-- BEGIN Dataset entries --

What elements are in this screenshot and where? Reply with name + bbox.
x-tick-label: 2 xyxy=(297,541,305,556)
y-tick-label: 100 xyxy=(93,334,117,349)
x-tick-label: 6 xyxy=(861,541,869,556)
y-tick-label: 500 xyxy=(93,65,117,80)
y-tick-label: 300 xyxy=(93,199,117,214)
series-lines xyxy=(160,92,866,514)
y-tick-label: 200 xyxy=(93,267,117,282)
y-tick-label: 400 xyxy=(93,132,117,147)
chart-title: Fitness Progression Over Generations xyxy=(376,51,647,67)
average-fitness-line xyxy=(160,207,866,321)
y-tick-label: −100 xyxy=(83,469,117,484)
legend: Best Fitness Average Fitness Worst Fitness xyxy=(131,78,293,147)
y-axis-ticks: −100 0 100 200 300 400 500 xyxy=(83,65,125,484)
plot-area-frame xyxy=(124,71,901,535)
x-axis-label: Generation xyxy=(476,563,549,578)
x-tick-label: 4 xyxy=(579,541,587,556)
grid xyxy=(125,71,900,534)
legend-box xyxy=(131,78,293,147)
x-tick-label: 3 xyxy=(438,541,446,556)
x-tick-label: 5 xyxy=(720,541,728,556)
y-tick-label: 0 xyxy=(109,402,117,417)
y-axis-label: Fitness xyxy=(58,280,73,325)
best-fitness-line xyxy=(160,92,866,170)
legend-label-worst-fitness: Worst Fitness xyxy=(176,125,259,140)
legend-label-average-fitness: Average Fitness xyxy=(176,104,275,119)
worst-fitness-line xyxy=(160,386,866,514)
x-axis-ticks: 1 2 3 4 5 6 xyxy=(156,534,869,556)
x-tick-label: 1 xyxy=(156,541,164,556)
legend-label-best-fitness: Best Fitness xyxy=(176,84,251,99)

-- END Dataset entries --

▶ **Written request**
Present every row above as a numbered list, leaving out any blank lines.

▶ **Task answer**
1. What elements are in this screenshot and where? Reply with name + bbox.
2. x-tick-label: 2 xyxy=(297,541,305,556)
3. y-tick-label: 100 xyxy=(93,334,117,349)
4. x-tick-label: 6 xyxy=(861,541,869,556)
5. y-tick-label: 500 xyxy=(93,65,117,80)
6. y-tick-label: 300 xyxy=(93,199,117,214)
7. series-lines xyxy=(160,92,866,514)
8. y-tick-label: 200 xyxy=(93,267,117,282)
9. y-tick-label: 400 xyxy=(93,132,117,147)
10. chart-title: Fitness Progression Over Generations xyxy=(376,51,647,67)
11. average-fitness-line xyxy=(160,207,866,321)
12. y-tick-label: −100 xyxy=(83,469,117,484)
13. legend: Best Fitness Average Fitness Worst Fitness xyxy=(131,78,293,147)
14. y-axis-ticks: −100 0 100 200 300 400 500 xyxy=(83,65,125,484)
15. plot-area-frame xyxy=(124,71,901,535)
16. x-axis-label: Generation xyxy=(476,563,549,578)
17. x-tick-label: 4 xyxy=(579,541,587,556)
18. grid xyxy=(125,71,900,534)
19. legend-box xyxy=(131,78,293,147)
20. x-tick-label: 3 xyxy=(438,541,446,556)
21. x-tick-label: 5 xyxy=(720,541,728,556)
22. y-tick-label: 0 xyxy=(109,402,117,417)
23. y-axis-label: Fitness xyxy=(58,280,73,325)
24. best-fitness-line xyxy=(160,92,866,170)
25. legend-label-worst-fitness: Worst Fitness xyxy=(176,125,259,140)
26. legend-label-average-fitness: Average Fitness xyxy=(176,104,275,119)
27. worst-fitness-line xyxy=(160,386,866,514)
28. x-axis-ticks: 1 2 3 4 5 6 xyxy=(156,534,869,556)
29. x-tick-label: 1 xyxy=(156,541,164,556)
30. legend-label-best-fitness: Best Fitness xyxy=(176,84,251,99)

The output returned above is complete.